Data records:
━━━

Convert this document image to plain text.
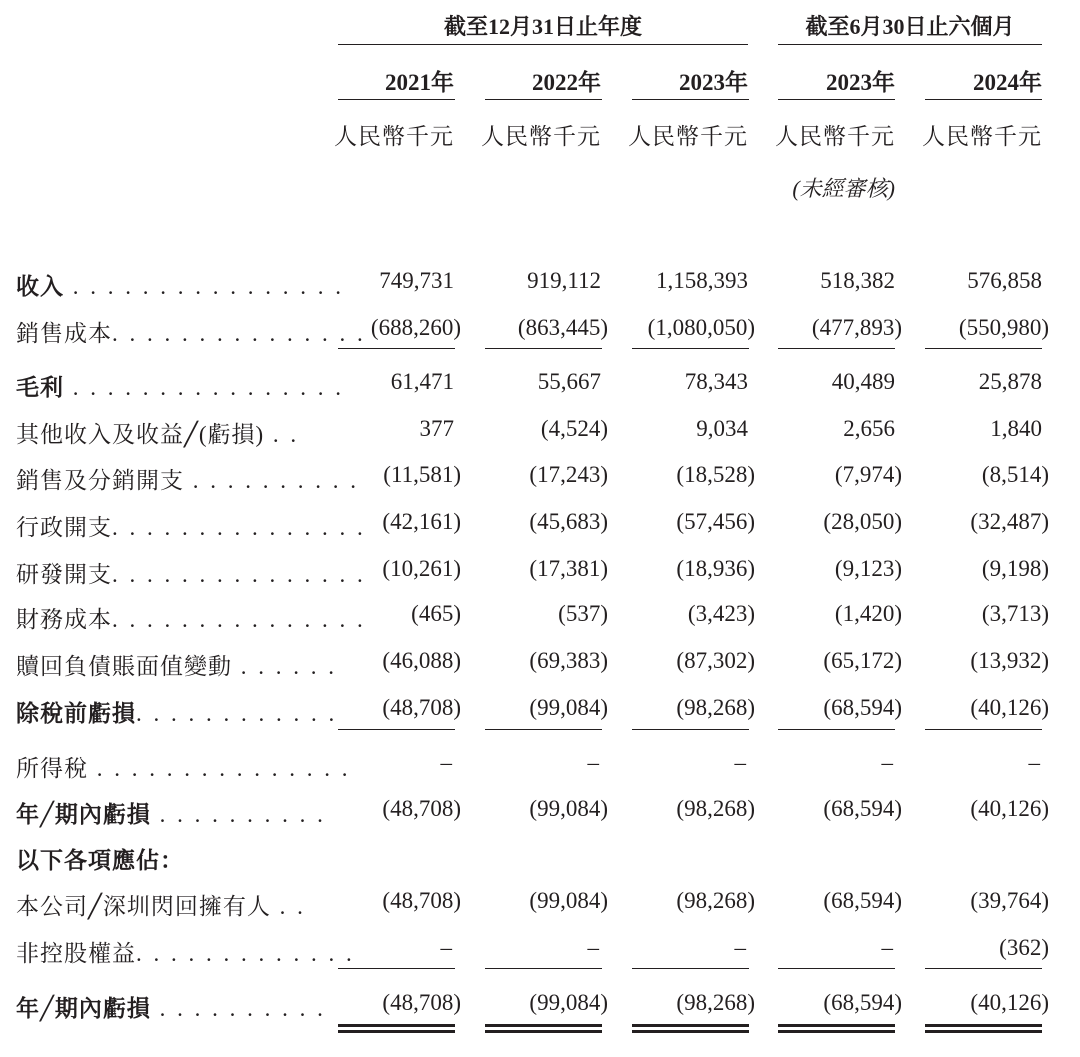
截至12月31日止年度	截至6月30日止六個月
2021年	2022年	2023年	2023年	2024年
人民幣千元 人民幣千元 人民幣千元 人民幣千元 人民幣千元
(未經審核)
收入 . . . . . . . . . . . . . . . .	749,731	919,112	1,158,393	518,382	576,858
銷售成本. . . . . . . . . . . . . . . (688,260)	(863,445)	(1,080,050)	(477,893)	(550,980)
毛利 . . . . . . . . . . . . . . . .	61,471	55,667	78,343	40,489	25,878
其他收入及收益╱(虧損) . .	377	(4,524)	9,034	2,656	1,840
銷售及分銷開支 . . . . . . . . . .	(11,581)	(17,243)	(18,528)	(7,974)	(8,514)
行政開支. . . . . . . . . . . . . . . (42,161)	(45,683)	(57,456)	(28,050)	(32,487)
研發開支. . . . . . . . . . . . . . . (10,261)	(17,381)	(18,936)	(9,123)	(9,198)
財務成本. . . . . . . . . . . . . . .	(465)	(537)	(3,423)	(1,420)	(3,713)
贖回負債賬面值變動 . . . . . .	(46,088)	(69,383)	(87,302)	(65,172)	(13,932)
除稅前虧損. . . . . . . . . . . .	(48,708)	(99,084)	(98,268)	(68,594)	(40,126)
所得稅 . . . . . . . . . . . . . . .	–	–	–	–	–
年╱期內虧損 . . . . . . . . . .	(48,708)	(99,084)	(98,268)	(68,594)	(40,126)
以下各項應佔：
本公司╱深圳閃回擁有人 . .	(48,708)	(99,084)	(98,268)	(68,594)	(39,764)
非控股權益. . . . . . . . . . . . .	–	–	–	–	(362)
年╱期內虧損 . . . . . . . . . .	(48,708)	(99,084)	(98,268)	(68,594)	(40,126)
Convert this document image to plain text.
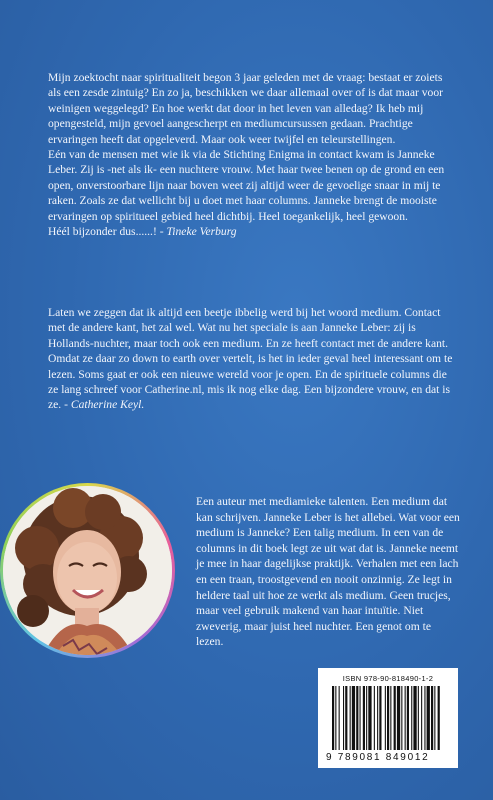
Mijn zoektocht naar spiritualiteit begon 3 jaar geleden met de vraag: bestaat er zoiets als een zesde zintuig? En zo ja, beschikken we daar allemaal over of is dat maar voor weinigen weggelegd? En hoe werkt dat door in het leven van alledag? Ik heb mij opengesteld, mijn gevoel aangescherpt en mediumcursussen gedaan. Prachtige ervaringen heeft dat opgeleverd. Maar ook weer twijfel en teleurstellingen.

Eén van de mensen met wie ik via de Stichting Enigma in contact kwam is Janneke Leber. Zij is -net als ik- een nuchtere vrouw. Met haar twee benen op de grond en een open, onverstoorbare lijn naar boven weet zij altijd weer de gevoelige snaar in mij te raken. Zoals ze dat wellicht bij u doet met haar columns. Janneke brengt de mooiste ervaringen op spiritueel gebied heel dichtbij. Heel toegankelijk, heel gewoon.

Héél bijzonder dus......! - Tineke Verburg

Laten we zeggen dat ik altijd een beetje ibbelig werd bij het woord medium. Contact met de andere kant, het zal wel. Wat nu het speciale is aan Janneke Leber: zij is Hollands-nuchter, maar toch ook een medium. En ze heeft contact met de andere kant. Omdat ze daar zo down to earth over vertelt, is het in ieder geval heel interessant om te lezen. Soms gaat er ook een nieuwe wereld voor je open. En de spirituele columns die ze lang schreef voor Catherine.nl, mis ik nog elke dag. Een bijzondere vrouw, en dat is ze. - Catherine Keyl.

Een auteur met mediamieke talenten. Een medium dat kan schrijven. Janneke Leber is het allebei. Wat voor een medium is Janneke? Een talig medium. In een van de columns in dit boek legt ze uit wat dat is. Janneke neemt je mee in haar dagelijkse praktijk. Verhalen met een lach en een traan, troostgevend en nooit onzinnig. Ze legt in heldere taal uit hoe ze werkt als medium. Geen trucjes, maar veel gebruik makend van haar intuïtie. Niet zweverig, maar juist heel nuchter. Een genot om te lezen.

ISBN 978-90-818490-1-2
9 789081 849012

━━━

- **TASK OBJECTIVE**
Transcribe the listing in full and omit the pictures.

- **THE ANSWER**
Convert this document image to plain text.
截至12月31日止年度	截至6月30日止六個月
2021年	2022年	2023年	2023年	2024年
人民幣千元 人民幣千元 人民幣千元 人民幣千元 人民幣千元
(未經審核)
收入 . . . . . . . . . . . . . . . .	749,731	919,112	1,158,393	518,382	576,858
銷售成本. . . . . . . . . . . . . . . (688,260)	(863,445)	(1,080,050)	(477,893)	(550,980)
毛利 . . . . . . . . . . . . . . . .	61,471	55,667	78,343	40,489	25,878
其他收入及收益╱(虧損) . .	377	(4,524)	9,034	2,656	1,840
銷售及分銷開支 . . . . . . . . . .	(11,581)	(17,243)	(18,528)	(7,974)	(8,514)
行政開支. . . . . . . . . . . . . . . (42,161)	(45,683)	(57,456)	(28,050)	(32,487)
研發開支. . . . . . . . . . . . . . . (10,261)	(17,381)	(18,936)	(9,123)	(9,198)
財務成本. . . . . . . . . . . . . . .	(465)	(537)	(3,423)	(1,420)	(3,713)
贖回負債賬面值變動 . . . . . .	(46,088)	(69,383)	(87,302)	(65,172)	(13,932)
除稅前虧損. . . . . . . . . . . .	(48,708)	(99,084)	(98,268)	(68,594)	(40,126)
所得稅 . . . . . . . . . . . . . . .	–	–	–	–	–
年╱期內虧損 . . . . . . . . . .	(48,708)	(99,084)	(98,268)	(68,594)	(40,126)
以下各項應佔：
本公司╱深圳閃回擁有人 . .	(48,708)	(99,084)	(98,268)	(68,594)	(39,764)
非控股權益. . . . . . . . . . . . .	–	–	–	–	(362)
年╱期內虧損 . . . . . . . . . .	(48,708)	(99,084)	(98,268)	(68,594)	(40,126)
Convert this document image to plain text.
Mijn zoektocht naar spiritualiteit begon 3 jaar geleden met de vraag: bestaat er zoiets als een zesde zintuig? En zo ja, beschikken we daar allemaal over of is dat maar voor weinigen weggelegd? En hoe werkt dat door in het leven van alledag? Ik heb mij opengesteld, mijn gevoel aangescherpt en mediumcursussen gedaan. Prachtige ervaringen heeft dat opgeleverd. Maar ook weer twijfel en teleurstellingen.

Eén van de mensen met wie ik via de Stichting Enigma in contact kwam is Janneke Leber. Zij is -net als ik- een nuchtere vrouw. Met haar twee benen op de grond en een open, onverstoorbare lijn naar boven weet zij altijd weer de gevoelige snaar in mij te raken. Zoals ze dat wellicht bij u doet met haar columns. Janneke brengt de mooiste ervaringen op spiritueel gebied heel dichtbij. Heel toegankelijk, heel gewoon.

Héél bijzonder dus......! - Tineke Verburg

Laten we zeggen dat ik altijd een beetje ibbelig werd bij het woord medium. Contact met de andere kant, het zal wel. Wat nu het speciale is aan Janneke Leber: zij is Hollands-nuchter, maar toch ook een medium. En ze heeft contact met de andere kant. Omdat ze daar zo down to earth over vertelt, is het in ieder geval heel interessant om te lezen. Soms gaat er ook een nieuwe wereld voor je open. En de spirituele columns die ze lang schreef voor Catherine.nl, mis ik nog elke dag. Een bijzondere vrouw, en dat is ze. - Catherine Keyl.

Een auteur met mediamieke talenten. Een medium dat kan schrijven. Janneke Leber is het allebei. Wat voor een medium is Janneke? Een talig medium. In een van de columns in dit boek legt ze uit wat dat is. Janneke neemt je mee in haar dagelijkse praktijk. Verhalen met een lach en een traan, troostgevend en nooit onzinnig. Ze legt in heldere taal uit hoe ze werkt als medium. Geen trucjes, maar veel gebruik makend van haar intuïtie. Niet zweverig, maar juist heel nuchter. Een genot om te lezen.

ISBN 978-90-818490-1-2
9 789081 849012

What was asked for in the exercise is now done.